Figure content listings:
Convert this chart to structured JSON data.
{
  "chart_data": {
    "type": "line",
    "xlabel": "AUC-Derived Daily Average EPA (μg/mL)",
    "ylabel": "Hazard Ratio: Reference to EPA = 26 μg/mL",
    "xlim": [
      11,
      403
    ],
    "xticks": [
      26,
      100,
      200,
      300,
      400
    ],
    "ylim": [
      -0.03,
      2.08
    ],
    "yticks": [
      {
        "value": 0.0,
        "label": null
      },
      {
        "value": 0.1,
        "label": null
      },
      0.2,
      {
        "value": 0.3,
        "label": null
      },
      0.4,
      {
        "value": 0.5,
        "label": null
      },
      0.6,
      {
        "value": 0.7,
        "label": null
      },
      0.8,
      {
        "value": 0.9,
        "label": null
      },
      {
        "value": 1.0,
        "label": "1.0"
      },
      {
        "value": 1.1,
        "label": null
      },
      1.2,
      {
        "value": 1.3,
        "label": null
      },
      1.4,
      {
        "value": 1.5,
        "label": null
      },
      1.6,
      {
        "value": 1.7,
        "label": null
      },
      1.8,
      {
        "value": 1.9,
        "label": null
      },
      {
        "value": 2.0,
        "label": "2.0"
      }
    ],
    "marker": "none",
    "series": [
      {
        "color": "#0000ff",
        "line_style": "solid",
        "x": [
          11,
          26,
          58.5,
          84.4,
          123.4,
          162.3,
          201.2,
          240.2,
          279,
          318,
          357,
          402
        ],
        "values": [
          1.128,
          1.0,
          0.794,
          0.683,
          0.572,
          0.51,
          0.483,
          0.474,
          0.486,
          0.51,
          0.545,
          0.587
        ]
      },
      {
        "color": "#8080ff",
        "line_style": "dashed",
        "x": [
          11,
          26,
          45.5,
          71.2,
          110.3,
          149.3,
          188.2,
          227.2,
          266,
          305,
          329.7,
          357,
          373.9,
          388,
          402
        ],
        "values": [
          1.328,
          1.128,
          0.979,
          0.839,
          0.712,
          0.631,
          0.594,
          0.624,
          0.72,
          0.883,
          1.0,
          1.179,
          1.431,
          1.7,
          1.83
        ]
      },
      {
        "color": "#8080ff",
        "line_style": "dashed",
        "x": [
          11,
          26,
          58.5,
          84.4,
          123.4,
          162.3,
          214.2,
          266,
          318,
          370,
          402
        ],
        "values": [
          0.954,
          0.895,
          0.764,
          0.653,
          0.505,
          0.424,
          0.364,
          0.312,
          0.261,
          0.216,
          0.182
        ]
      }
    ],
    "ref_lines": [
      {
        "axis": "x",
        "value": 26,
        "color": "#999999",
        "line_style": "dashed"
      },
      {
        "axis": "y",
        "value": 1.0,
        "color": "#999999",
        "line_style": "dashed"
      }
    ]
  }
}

- _INSTRUCTIONS FOR THE TASK_
Retype all of the material, keeping each line exact.

- _RESULT FOR THIS EXERCISE_
Convert this chart to structured JSON data.
{
  "chart_data": {
    "type": "line",
    "xlabel": "AUC-Derived Daily Average EPA (μg/mL)",
    "ylabel": "Hazard Ratio: Reference to EPA = 26 μg/mL",
    "xlim": [
      11,
      403
    ],
    "xticks": [
      26,
      100,
      200,
      300,
      400
    ],
    "ylim": [
      -0.03,
      2.08
    ],
    "yticks": [
      {
        "value": 0.0,
        "label": null
      },
      {
        "value": 0.1,
        "label": null
      },
      0.2,
      {
        "value": 0.3,
        "label": null
      },
      0.4,
      {
        "value": 0.5,
        "label": null
      },
      0.6,
      {
        "value": 0.7,
        "label": null
      },
      0.8,
      {
        "value": 0.9,
        "label": null
      },
      {
        "value": 1.0,
        "label": "1.0"
      },
      {
        "value": 1.1,
        "label": null
      },
      1.2,
      {
        "value": 1.3,
        "label": null
      },
      1.4,
      {
        "value": 1.5,
        "label": null
      },
      1.6,
      {
        "value": 1.7,
        "label": null
      },
      1.8,
      {
        "value": 1.9,
        "label": null
      },
      {
        "value": 2.0,
        "label": "2.0"
      }
    ],
    "marker": "none",
    "series": [
      {
        "color": "#0000ff",
        "line_style": "solid",
        "x": [
          11,
          26,
          58.5,
          84.4,
          123.4,
          162.3,
          201.2,
          240.2,
          279,
          318,
          357,
          402
        ],
        "values": [
          1.128,
          1.0,
          0.794,
          0.683,
          0.572,
          0.51,
          0.483,
          0.474,
          0.486,
          0.51,
          0.545,
          0.587
        ]
      },
      {
        "color": "#8080ff",
        "line_style": "dashed",
        "x": [
          11,
          26,
          45.5,
          71.2,
          110.3,
          149.3,
          188.2,
          227.2,
          266,
          305,
          329.7,
          357,
          373.9,
          388,
          402
        ],
        "values": [
          1.328,
          1.128,
          0.979,
          0.839,
          0.712,
          0.631,
          0.594,
          0.624,
          0.72,
          0.883,
          1.0,
          1.179,
          1.431,
          1.7,
          1.83
        ]
      },
      {
        "color": "#8080ff",
        "line_style": "dashed",
        "x": [
          11,
          26,
          58.5,
          84.4,
          123.4,
          162.3,
          214.2,
          266,
          318,
          370,
          402
        ],
        "values": [
          0.954,
          0.895,
          0.764,
          0.653,
          0.505,
          0.424,
          0.364,
          0.312,
          0.261,
          0.216,
          0.182
        ]
      }
    ],
    "ref_lines": [
      {
        "axis": "x",
        "value": 26,
        "color": "#999999",
        "line_style": "dashed"
      },
      {
        "axis": "y",
        "value": 1.0,
        "color": "#999999",
        "line_style": "dashed"
      }
    ]
  }
}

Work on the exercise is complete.